Reklama

Moje spotkania z Prymasem Tysiąclecia

Niedziela Ogólnopolska 20/2001

Bądź na bieżąco!

Zapisz się do newslettera

Bierzmował mnie Biskup Lubelski...

Był to 1947 r., chodziłem wtedy do drugiej klasy Gimnazjum i Liceum im. Jana Zamoyskiego w Zamościu. Należałem także do prawdziwego jeszcze harcerstwa. W połowie maja nasze gimnazjum odwiedził ówczesny biskup lubelski, ks. Stefan Wyszyński: na drugi dzień miał nam udzielić sakramentu bierzmowania.
Na ul. Akademickiej pojawił się duży, czarny chevrolet, nazywany wówczas "demokratką", i zatrzymał się na wprost wejścia do szkoły. Byliśmy zgromadzeni na chodniku - i w pewnym momencie, jak na komendę, pobiegliśmy w kierunku biskupiego samochodu - aby, podnosząc samochód do góry, jak najserdeczniej powitać naszego Gościa! Było nas wielu, od najstarszych do najmłodszych, limuzyna szeroka, " wygodna" do dźwigania, więc udało się parę razy wywindować ją w górę. Ksiądz Biskup spogladał przez szybę z łagodnym uśmiechem, nie robił wrażenia przestraszonego, co jeszcze bardziej dopingowało nas do takiego właśnie manifestowania radości. W końcu któryś z profesorów zareagował i nakazał zaprzestać tej spontanicznej zabawy. Ksiadz Biskup wysiadł z wozu, przyjął to nasze szczególne powitanie z prawdziwą wyrozumiałością, bynajmniej nie poczuł się nim urażony. Dopiero później, po zakończeniu biskupiej wizyty, dostaliśmy ostrą reprymendę od dyrektora szkoły - Michała Bojarczuka. Wytknął nam dużą nieodpowiedzialność, naganny sposób wyrażania szacunku dla Dostojnego Gościa i kompletny brak wyobraźni...

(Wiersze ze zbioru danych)

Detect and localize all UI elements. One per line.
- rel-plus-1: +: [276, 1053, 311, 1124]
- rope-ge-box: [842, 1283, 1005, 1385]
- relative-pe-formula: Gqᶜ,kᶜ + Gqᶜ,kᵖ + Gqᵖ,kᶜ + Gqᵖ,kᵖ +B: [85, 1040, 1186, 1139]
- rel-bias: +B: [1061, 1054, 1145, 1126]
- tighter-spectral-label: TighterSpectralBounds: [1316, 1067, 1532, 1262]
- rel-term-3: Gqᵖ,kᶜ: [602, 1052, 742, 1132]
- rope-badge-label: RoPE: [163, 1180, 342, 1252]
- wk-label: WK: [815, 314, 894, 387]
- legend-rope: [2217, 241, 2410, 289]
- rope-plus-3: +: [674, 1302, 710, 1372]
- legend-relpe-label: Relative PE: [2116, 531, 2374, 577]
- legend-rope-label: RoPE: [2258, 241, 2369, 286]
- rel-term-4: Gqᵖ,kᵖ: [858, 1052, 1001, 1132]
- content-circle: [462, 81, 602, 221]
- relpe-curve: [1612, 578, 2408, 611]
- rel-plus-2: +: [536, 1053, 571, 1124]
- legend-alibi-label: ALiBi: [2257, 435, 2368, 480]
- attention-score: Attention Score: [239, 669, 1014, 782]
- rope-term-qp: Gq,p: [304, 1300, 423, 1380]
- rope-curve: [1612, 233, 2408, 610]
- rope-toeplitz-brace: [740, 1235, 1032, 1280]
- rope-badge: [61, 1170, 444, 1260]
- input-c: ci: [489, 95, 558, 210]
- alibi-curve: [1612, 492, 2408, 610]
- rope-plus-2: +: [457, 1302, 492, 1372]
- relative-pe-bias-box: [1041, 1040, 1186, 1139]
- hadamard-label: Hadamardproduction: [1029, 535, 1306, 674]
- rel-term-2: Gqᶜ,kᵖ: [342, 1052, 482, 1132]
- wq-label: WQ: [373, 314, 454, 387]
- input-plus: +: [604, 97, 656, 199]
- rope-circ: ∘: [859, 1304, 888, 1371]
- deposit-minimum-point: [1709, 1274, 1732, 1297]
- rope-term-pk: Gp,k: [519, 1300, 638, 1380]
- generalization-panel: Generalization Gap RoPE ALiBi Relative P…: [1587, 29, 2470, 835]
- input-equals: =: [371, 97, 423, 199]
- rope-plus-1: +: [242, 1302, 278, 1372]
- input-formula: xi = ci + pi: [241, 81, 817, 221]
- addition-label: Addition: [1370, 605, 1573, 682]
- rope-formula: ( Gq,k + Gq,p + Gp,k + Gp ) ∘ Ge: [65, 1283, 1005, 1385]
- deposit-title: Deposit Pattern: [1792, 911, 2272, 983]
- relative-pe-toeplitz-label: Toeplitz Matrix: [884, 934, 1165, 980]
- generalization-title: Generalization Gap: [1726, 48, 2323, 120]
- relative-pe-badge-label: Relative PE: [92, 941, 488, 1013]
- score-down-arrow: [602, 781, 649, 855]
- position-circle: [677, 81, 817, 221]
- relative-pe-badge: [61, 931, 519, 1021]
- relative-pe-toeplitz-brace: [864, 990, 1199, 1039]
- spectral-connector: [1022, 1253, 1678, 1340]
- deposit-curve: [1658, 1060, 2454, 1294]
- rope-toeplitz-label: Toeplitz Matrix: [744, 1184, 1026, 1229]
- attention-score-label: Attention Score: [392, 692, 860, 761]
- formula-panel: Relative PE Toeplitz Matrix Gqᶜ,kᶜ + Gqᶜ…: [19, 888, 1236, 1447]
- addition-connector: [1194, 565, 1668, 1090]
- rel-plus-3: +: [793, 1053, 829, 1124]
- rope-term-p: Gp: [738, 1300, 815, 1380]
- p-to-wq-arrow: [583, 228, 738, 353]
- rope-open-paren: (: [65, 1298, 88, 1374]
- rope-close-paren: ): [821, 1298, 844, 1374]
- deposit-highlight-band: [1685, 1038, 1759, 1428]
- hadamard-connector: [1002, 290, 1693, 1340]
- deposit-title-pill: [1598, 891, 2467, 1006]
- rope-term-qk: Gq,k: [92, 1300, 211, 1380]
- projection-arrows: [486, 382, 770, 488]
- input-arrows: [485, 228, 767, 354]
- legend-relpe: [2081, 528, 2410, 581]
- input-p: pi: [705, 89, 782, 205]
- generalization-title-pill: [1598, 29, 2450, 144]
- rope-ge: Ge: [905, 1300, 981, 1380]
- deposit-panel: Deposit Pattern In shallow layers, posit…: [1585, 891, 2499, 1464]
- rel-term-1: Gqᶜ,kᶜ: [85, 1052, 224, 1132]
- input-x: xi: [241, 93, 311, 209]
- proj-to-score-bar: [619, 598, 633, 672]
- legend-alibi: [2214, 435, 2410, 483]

ZADANIE DO WYKONANIA → Wypisz cały fragment wiernie, słowo w słowo. Opieraj się wyłącznie na fragmencie.

ODPOWIEDŹ NA ZADANIE →
Reklama

Moje spotkania z Prymasem Tysiąclecia

Niedziela Ogólnopolska 20/2001

Bądź na bieżąco!

Zapisz się do newslettera

Bierzmował mnie Biskup Lubelski...

Był to 1947 r., chodziłem wtedy do drugiej klasy Gimnazjum i Liceum im. Jana Zamoyskiego w Zamościu. Należałem także do prawdziwego jeszcze harcerstwa. W połowie maja nasze gimnazjum odwiedził ówczesny biskup lubelski, ks. Stefan Wyszyński: na drugi dzień miał nam udzielić sakramentu bierzmowania.
Na ul. Akademickiej pojawił się duży, czarny chevrolet, nazywany wówczas "demokratką", i zatrzymał się na wprost wejścia do szkoły. Byliśmy zgromadzeni na chodniku - i w pewnym momencie, jak na komendę, pobiegliśmy w kierunku biskupiego samochodu - aby, podnosząc samochód do góry, jak najserdeczniej powitać naszego Gościa! Było nas wielu, od najstarszych do najmłodszych, limuzyna szeroka, " wygodna" do dźwigania, więc udało się parę razy wywindować ją w górę. Ksiądz Biskup spogladał przez szybę z łagodnym uśmiechem, nie robił wrażenia przestraszonego, co jeszcze bardziej dopingowało nas do takiego właśnie manifestowania radości. W końcu któryś z profesorów zareagował i nakazał zaprzestać tej spontanicznej zabawy. Ksiadz Biskup wysiadł z wozu, przyjął to nasze szczególne powitanie z prawdziwą wyrozumiałością, bynajmniej nie poczuł się nim urażony. Dopiero później, po zakończeniu biskupiej wizyty, dostaliśmy ostrą reprymendę od dyrektora szkoły - Michała Bojarczuka. Wytknął nam dużą nieodpowiedzialność, naganny sposób wyrażania szacunku dla Dostojnego Gościa i kompletny brak wyobraźni...